(Figure collection entries)
-=-=-=-=-
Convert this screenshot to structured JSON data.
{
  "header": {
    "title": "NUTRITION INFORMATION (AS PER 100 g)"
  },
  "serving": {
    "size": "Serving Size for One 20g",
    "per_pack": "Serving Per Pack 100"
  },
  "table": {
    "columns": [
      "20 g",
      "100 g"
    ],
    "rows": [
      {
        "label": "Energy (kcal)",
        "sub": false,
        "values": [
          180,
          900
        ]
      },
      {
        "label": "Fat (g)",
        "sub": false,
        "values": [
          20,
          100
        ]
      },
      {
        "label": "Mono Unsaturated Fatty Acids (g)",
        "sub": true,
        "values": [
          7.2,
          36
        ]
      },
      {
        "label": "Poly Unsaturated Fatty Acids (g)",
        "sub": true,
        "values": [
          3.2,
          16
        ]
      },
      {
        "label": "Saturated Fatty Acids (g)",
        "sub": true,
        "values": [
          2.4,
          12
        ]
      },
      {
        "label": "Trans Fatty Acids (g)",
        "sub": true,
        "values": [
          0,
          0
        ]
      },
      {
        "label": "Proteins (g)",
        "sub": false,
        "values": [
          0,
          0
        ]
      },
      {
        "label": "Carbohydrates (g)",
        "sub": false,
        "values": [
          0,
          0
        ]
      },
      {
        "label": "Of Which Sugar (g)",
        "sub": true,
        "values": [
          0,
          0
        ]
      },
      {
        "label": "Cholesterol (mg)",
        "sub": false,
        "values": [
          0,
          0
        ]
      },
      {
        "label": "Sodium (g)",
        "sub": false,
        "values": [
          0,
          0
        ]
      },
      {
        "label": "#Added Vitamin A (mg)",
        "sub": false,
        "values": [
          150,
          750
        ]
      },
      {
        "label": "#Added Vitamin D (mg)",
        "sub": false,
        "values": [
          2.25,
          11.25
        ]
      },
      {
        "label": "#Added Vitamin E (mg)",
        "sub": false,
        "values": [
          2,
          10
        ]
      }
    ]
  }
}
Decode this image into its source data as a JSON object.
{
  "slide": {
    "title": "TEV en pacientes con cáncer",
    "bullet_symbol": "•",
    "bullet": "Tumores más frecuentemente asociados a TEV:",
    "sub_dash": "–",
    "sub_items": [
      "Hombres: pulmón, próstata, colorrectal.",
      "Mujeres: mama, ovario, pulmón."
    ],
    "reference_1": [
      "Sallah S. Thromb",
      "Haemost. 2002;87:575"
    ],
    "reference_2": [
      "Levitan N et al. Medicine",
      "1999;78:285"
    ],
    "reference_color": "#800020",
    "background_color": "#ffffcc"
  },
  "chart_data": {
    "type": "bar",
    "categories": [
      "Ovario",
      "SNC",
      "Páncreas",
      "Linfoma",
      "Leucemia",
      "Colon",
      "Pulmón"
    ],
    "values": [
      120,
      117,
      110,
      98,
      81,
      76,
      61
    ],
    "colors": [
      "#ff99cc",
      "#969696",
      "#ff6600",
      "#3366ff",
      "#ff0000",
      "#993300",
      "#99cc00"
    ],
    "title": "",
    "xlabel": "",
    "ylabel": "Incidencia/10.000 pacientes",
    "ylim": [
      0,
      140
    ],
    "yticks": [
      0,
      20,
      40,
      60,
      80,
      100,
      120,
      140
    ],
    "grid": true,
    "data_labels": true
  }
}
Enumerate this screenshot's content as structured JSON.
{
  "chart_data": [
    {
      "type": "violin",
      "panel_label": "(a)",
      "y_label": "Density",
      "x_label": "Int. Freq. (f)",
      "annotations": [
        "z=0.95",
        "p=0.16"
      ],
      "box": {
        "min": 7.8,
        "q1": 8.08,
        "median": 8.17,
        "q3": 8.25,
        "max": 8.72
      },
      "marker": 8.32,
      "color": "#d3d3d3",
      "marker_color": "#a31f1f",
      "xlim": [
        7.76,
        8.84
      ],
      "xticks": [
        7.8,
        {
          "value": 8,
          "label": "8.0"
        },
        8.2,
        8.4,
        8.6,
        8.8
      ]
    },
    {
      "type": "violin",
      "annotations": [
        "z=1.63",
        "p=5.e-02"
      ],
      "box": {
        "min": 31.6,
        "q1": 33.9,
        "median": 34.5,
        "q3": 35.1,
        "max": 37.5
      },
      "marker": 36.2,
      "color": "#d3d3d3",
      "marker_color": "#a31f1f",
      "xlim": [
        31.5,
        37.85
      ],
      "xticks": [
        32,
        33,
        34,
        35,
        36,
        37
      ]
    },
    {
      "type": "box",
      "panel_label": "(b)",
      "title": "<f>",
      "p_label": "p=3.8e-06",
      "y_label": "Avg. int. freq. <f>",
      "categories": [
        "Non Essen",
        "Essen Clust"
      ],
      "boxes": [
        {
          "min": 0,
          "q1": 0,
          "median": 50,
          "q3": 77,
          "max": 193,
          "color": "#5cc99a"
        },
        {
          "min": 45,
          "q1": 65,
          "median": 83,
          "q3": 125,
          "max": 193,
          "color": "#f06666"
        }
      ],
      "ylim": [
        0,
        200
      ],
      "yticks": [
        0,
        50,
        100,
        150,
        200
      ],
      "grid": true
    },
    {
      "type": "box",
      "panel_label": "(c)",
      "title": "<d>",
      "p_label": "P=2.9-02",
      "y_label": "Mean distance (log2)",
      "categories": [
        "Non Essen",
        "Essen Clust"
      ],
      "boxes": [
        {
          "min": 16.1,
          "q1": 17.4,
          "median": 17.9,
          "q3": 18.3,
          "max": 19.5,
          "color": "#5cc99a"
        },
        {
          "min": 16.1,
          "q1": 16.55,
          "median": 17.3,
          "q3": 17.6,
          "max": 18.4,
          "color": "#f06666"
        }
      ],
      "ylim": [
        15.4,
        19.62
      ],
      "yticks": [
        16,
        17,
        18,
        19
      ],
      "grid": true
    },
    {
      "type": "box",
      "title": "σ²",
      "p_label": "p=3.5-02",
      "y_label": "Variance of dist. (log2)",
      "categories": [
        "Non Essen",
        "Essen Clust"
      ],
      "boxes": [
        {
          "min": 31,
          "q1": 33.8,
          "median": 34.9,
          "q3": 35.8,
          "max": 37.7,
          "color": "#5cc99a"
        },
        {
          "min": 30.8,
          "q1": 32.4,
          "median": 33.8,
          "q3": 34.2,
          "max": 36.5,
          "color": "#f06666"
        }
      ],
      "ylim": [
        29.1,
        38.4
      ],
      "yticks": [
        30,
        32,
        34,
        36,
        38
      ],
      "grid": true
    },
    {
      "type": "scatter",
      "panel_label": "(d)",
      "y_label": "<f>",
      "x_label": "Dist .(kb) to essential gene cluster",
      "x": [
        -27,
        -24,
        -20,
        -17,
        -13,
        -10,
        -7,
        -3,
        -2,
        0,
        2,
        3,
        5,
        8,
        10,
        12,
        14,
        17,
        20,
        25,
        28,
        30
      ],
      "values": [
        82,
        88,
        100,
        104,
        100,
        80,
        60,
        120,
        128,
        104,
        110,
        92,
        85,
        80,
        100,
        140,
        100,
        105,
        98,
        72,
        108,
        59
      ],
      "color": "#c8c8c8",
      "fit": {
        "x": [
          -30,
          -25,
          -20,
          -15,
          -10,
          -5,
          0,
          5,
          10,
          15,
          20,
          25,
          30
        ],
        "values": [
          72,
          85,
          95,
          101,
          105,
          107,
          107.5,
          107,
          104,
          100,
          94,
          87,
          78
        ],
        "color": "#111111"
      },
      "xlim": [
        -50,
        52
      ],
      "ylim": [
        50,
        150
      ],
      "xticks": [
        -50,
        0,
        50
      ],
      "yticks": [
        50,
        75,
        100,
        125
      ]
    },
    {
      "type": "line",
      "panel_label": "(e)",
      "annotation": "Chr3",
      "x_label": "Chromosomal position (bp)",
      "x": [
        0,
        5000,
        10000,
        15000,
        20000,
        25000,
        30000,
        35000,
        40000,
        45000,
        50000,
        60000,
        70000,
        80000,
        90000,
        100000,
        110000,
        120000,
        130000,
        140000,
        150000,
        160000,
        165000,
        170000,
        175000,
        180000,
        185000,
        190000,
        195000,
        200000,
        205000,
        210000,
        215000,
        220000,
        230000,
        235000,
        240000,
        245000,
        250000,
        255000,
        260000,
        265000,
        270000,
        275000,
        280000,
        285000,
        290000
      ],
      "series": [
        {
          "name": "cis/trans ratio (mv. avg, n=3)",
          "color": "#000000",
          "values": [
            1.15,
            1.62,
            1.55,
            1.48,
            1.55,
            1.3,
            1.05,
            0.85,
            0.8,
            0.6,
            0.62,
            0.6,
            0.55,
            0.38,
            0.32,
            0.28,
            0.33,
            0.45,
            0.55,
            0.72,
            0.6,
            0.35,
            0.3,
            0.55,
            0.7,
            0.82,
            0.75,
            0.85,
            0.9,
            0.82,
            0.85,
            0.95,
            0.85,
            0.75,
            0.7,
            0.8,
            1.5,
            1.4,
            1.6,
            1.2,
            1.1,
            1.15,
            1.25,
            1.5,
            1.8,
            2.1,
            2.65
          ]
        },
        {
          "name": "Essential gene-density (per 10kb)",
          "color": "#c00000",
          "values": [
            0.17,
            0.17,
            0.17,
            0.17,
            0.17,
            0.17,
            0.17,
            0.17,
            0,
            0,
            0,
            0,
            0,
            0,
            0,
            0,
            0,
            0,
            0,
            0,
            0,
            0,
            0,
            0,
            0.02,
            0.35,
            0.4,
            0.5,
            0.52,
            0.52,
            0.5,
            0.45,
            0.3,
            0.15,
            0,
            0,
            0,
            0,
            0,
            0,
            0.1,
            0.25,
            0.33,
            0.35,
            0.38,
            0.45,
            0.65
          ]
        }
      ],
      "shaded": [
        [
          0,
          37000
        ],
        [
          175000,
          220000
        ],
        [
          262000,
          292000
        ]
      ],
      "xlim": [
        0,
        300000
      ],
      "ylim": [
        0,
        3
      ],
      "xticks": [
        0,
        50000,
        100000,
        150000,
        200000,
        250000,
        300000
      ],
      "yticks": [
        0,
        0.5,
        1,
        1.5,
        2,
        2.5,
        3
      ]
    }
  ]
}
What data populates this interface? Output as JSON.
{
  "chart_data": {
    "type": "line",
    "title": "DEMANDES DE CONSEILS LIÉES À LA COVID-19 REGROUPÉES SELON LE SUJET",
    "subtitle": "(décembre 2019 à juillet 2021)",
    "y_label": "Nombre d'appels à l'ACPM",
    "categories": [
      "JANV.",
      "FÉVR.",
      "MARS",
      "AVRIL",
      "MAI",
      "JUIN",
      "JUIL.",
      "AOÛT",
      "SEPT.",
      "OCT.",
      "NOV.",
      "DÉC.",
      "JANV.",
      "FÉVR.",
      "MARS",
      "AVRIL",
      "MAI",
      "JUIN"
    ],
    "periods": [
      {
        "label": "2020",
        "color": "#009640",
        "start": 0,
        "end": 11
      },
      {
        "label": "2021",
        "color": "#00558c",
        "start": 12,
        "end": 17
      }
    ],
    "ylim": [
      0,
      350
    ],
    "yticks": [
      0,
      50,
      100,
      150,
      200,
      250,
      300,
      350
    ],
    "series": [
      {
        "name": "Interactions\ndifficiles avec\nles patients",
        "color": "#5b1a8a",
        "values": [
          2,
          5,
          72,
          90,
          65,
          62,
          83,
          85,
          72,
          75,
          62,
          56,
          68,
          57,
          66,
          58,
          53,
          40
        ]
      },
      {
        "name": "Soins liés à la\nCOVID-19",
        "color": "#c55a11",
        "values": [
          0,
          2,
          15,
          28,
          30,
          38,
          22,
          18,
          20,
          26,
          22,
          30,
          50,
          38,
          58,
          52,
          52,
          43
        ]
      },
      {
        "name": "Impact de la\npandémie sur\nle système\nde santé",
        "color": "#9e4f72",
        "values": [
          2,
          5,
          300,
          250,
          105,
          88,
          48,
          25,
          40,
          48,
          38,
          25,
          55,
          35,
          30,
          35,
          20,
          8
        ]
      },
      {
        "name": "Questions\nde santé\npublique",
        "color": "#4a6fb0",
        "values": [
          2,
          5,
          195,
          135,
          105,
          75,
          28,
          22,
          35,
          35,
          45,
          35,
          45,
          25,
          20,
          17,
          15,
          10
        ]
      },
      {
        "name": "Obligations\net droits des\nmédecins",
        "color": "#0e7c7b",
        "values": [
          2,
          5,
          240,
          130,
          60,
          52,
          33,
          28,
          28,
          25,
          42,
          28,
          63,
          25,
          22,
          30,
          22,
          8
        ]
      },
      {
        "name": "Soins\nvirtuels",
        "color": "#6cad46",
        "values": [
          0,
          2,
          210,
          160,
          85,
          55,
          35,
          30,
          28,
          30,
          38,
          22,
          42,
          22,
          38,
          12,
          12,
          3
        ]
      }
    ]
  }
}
-=-=-=-=-
Show every line in the entries above that contains the string "Fatty".

:: Exercise solution ::
        "label": "Mono Unsaturated Fatty Acids (g)",
        "label": "Poly Unsaturated Fatty Acids (g)",
        "label": "Saturated Fatty Acids (g)",
        "label": "Trans Fatty Acids (g)",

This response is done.